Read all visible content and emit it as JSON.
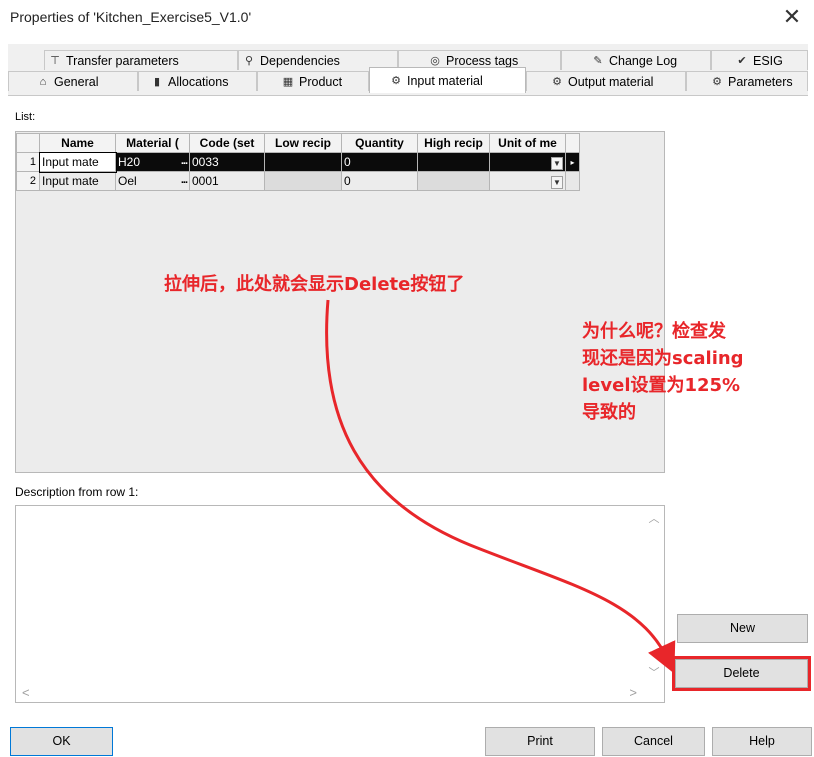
{
  "window": {
    "title": "Properties of 'Kitchen_Exercise5_V1.0'",
    "close_glyph": "✕"
  },
  "tabs": {
    "row_back": [
      {
        "label": "Transfer parameters",
        "icon": "transfer-icon",
        "glyph": "⊤"
      },
      {
        "label": "Dependencies",
        "icon": "dependencies-icon",
        "glyph": "⚲"
      },
      {
        "label": "Process tags",
        "icon": "process-tags-icon",
        "glyph": "◎"
      },
      {
        "label": "Change Log",
        "icon": "pencil-icon",
        "glyph": "✎"
      },
      {
        "label": "ESIG",
        "icon": "esig-icon",
        "glyph": "✔"
      }
    ],
    "row_front": [
      {
        "label": "General",
        "icon": "general-icon",
        "glyph": "⌂"
      },
      {
        "label": "Allocations",
        "icon": "allocations-icon",
        "glyph": "▮"
      },
      {
        "label": "Product",
        "icon": "product-icon",
        "glyph": "▦"
      },
      {
        "label": "Input material",
        "icon": "input-material-icon",
        "glyph": "⚙",
        "active": true
      },
      {
        "label": "Output material",
        "icon": "output-material-icon",
        "glyph": "⚙"
      },
      {
        "label": "Parameters",
        "icon": "parameters-icon",
        "glyph": "⚙"
      }
    ]
  },
  "list": {
    "label": "List:",
    "columns": [
      "Name",
      "Material (",
      "Code (set",
      "Low recip",
      "Quantity",
      "High recip",
      "Unit of me"
    ],
    "rows": [
      {
        "num": "1",
        "name": "Input mate",
        "material": "H20",
        "code": "0033",
        "low": "",
        "quantity": "0",
        "high": "",
        "unit": ""
      },
      {
        "num": "2",
        "name": "Input mate",
        "material": "Oel",
        "code": "0001",
        "low": "",
        "quantity": "0",
        "high": "",
        "unit": ""
      }
    ],
    "ellipsis": "..."
  },
  "description": {
    "label": "Description from row 1:",
    "value": ""
  },
  "buttons": {
    "new": "New",
    "delete": "Delete",
    "ok": "OK",
    "print": "Print",
    "cancel": "Cancel",
    "help": "Help"
  },
  "annotations": {
    "note1": "拉伸后，此处就会显示Delete按钮了",
    "note2_lines": [
      "为什么呢？检查发",
      "现还是因为scaling",
      "level设置为125%",
      "导致的"
    ],
    "color": "#e8262a"
  }
}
• • • • •
*Given exercise*
Leave out the pictures and return every record word for word.

*Result for this exercise*
Read all visible content and emit it as JSON.
{
  "window": {
    "title": "Properties of 'Kitchen_Exercise5_V1.0'",
    "close_glyph": "✕"
  },
  "tabs": {
    "row_back": [
      {
        "label": "Transfer parameters",
        "icon": "transfer-icon",
        "glyph": "⊤"
      },
      {
        "label": "Dependencies",
        "icon": "dependencies-icon",
        "glyph": "⚲"
      },
      {
        "label": "Process tags",
        "icon": "process-tags-icon",
        "glyph": "◎"
      },
      {
        "label": "Change Log",
        "icon": "pencil-icon",
        "glyph": "✎"
      },
      {
        "label": "ESIG",
        "icon": "esig-icon",
        "glyph": "✔"
      }
    ],
    "row_front": [
      {
        "label": "General",
        "icon": "general-icon",
        "glyph": "⌂"
      },
      {
        "label": "Allocations",
        "icon": "allocations-icon",
        "glyph": "▮"
      },
      {
        "label": "Product",
        "icon": "product-icon",
        "glyph": "▦"
      },
      {
        "label": "Input material",
        "icon": "input-material-icon",
        "glyph": "⚙",
        "active": true
      },
      {
        "label": "Output material",
        "icon": "output-material-icon",
        "glyph": "⚙"
      },
      {
        "label": "Parameters",
        "icon": "parameters-icon",
        "glyph": "⚙"
      }
    ]
  },
  "list": {
    "label": "List:",
    "columns": [
      "Name",
      "Material (",
      "Code (set",
      "Low recip",
      "Quantity",
      "High recip",
      "Unit of me"
    ],
    "rows": [
      {
        "num": "1",
        "name": "Input mate",
        "material": "H20",
        "code": "0033",
        "low": "",
        "quantity": "0",
        "high": "",
        "unit": ""
      },
      {
        "num": "2",
        "name": "Input mate",
        "material": "Oel",
        "code": "0001",
        "low": "",
        "quantity": "0",
        "high": "",
        "unit": ""
      }
    ],
    "ellipsis": "..."
  },
  "description": {
    "label": "Description from row 1:",
    "value": ""
  },
  "buttons": {
    "new": "New",
    "delete": "Delete",
    "ok": "OK",
    "print": "Print",
    "cancel": "Cancel",
    "help": "Help"
  },
  "annotations": {
    "note1": "拉伸后，此处就会显示Delete按钮了",
    "note2_lines": [
      "为什么呢？检查发",
      "现还是因为scaling",
      "level设置为125%",
      "导致的"
    ],
    "color": "#e8262a"
  }
}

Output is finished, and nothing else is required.